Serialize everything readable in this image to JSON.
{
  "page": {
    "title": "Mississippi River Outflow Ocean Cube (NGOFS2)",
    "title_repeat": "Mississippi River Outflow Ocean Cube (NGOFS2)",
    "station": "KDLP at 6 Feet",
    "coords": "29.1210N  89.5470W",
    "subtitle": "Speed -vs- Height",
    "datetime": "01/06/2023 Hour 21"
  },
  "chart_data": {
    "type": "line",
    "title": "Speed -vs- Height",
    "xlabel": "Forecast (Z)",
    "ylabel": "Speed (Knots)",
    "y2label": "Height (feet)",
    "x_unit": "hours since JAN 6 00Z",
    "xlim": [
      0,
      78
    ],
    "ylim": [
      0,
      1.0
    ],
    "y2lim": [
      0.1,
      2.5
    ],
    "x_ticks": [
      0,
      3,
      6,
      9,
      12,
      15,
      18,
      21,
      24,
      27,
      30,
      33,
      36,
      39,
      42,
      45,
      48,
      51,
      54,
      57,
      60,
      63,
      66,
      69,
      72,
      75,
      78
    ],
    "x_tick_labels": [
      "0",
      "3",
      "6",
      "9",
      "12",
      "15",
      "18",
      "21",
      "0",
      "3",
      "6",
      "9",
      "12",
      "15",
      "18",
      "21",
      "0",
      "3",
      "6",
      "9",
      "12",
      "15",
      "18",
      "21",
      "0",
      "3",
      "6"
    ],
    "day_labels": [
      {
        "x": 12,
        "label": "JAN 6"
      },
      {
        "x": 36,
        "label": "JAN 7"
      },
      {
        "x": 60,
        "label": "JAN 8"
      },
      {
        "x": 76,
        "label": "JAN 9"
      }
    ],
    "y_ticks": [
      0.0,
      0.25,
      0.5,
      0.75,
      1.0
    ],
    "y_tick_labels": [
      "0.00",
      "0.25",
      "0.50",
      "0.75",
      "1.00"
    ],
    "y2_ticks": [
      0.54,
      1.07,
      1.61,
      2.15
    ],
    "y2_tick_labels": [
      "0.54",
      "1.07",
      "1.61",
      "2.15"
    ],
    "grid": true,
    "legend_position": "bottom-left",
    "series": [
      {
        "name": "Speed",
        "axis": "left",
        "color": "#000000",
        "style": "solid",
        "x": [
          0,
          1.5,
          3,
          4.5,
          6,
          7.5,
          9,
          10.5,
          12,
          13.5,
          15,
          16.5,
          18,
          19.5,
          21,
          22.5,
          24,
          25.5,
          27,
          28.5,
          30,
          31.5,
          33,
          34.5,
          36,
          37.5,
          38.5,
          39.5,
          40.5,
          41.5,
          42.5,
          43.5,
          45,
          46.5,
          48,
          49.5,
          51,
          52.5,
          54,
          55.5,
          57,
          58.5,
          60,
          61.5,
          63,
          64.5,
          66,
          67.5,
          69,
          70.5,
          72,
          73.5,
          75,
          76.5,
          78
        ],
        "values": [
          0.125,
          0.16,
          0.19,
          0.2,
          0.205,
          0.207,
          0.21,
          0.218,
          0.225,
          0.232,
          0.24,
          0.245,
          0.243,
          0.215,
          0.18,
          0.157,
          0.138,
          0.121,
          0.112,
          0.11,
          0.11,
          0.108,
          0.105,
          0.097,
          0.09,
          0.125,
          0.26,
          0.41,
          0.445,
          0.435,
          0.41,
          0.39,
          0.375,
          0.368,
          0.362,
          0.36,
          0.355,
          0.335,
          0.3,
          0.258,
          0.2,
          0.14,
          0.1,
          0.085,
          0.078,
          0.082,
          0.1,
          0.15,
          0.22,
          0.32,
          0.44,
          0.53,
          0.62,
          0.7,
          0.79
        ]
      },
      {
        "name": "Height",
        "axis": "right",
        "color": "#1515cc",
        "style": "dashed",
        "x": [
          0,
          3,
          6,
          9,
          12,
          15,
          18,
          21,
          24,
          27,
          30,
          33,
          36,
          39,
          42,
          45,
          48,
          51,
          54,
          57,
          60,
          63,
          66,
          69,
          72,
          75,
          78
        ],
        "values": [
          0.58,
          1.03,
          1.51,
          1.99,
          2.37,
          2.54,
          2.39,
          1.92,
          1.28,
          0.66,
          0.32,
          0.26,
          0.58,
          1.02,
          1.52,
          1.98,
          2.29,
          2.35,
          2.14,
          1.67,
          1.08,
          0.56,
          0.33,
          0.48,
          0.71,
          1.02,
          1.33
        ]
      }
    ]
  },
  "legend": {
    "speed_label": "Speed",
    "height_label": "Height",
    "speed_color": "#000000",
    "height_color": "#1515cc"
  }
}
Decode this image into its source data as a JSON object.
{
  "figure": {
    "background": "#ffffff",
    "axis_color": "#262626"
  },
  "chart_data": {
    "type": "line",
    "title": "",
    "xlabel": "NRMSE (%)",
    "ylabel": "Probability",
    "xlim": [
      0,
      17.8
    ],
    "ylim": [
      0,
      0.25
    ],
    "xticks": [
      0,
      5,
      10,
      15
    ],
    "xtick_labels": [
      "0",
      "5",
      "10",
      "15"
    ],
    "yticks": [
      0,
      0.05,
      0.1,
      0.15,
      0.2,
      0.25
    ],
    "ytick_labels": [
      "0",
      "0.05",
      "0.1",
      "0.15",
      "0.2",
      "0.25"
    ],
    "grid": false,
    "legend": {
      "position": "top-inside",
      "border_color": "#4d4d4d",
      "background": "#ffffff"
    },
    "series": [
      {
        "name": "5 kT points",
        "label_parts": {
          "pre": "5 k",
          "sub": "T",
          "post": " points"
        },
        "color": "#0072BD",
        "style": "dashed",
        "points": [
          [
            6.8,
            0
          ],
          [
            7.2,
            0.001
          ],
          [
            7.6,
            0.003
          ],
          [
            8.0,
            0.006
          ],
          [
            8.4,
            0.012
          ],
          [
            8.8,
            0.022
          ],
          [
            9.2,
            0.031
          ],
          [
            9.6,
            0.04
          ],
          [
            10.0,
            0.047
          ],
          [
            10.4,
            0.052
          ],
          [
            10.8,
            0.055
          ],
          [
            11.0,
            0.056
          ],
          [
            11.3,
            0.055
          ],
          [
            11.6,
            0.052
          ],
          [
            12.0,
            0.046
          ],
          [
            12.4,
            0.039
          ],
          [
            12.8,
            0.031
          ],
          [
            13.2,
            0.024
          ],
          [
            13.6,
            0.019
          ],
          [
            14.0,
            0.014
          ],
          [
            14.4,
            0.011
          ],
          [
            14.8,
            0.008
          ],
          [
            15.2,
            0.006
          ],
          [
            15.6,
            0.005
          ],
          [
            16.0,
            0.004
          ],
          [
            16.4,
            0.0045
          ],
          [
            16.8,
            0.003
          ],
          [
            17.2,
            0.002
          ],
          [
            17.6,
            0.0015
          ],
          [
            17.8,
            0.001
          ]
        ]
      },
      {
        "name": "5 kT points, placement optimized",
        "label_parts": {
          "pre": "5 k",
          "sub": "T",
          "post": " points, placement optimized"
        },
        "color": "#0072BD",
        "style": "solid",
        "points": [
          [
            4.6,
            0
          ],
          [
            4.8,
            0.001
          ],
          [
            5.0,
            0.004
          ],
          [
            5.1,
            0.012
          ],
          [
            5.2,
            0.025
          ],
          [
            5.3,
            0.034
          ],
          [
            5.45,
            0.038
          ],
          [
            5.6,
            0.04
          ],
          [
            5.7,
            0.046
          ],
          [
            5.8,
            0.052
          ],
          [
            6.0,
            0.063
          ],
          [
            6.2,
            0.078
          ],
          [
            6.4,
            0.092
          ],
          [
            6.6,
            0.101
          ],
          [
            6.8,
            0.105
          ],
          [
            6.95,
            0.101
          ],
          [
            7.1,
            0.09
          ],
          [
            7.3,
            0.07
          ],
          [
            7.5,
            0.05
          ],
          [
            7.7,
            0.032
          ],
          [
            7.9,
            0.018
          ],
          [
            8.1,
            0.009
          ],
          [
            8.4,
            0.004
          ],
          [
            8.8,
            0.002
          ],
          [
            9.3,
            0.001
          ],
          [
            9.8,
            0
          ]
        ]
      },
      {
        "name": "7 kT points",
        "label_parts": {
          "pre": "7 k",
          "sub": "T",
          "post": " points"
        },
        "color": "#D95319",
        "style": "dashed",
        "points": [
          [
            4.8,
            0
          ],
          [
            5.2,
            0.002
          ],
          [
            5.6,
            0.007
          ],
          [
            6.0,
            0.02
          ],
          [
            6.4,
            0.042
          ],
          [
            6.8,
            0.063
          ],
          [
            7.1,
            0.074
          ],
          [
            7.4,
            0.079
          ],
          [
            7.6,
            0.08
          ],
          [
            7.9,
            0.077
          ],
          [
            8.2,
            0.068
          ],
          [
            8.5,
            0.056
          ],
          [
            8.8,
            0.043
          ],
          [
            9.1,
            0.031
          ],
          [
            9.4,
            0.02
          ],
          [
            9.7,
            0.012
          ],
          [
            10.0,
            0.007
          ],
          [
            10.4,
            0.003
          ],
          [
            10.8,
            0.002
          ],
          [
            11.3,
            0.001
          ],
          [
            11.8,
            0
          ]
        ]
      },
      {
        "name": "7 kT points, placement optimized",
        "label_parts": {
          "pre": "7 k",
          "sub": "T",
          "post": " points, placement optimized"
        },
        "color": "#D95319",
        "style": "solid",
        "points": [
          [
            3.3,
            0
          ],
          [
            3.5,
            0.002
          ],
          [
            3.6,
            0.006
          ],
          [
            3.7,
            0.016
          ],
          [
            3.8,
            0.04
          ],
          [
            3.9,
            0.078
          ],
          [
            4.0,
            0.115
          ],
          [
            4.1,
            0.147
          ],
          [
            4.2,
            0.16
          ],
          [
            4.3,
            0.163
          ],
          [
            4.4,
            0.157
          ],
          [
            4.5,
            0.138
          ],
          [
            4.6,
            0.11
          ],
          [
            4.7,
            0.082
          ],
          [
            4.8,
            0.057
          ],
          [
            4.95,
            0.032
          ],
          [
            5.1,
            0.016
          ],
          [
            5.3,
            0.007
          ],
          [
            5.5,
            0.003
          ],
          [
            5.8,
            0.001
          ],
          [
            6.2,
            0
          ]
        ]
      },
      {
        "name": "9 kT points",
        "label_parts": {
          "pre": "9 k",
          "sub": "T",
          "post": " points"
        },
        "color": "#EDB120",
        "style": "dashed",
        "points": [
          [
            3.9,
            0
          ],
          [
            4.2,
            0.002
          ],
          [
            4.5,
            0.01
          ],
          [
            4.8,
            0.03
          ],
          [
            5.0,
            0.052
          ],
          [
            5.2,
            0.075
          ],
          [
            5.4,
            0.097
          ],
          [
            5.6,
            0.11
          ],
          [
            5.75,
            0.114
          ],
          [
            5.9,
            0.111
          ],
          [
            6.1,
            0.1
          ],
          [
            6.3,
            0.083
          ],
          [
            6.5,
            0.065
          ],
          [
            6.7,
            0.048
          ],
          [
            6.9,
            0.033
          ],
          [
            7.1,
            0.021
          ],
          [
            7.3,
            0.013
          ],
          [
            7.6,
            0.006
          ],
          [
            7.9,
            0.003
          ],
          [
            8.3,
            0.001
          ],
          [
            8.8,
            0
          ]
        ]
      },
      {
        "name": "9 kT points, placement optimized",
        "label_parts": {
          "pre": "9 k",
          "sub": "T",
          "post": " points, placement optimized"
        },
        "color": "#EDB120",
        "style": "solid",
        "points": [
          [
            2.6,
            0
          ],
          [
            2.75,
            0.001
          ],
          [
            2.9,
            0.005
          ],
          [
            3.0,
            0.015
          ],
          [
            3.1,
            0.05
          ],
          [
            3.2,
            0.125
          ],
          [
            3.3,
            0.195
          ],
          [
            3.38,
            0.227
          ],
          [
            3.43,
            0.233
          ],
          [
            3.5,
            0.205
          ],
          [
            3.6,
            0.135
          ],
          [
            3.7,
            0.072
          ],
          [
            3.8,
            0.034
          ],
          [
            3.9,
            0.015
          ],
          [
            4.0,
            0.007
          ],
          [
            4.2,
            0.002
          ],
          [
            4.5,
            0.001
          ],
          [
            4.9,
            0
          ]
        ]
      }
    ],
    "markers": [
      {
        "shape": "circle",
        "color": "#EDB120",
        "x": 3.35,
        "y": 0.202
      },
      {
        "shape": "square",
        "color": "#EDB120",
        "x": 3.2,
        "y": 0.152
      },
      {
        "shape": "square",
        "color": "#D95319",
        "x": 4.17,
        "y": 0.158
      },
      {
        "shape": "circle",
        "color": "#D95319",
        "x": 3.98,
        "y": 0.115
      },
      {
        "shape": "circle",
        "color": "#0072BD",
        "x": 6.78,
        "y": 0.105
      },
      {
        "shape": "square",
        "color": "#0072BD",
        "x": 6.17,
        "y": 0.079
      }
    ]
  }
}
• • •
* Direction *
Reply with nothing but a number: how many lines of the entries above contain the string "background"?

* Solution to this exercise *
2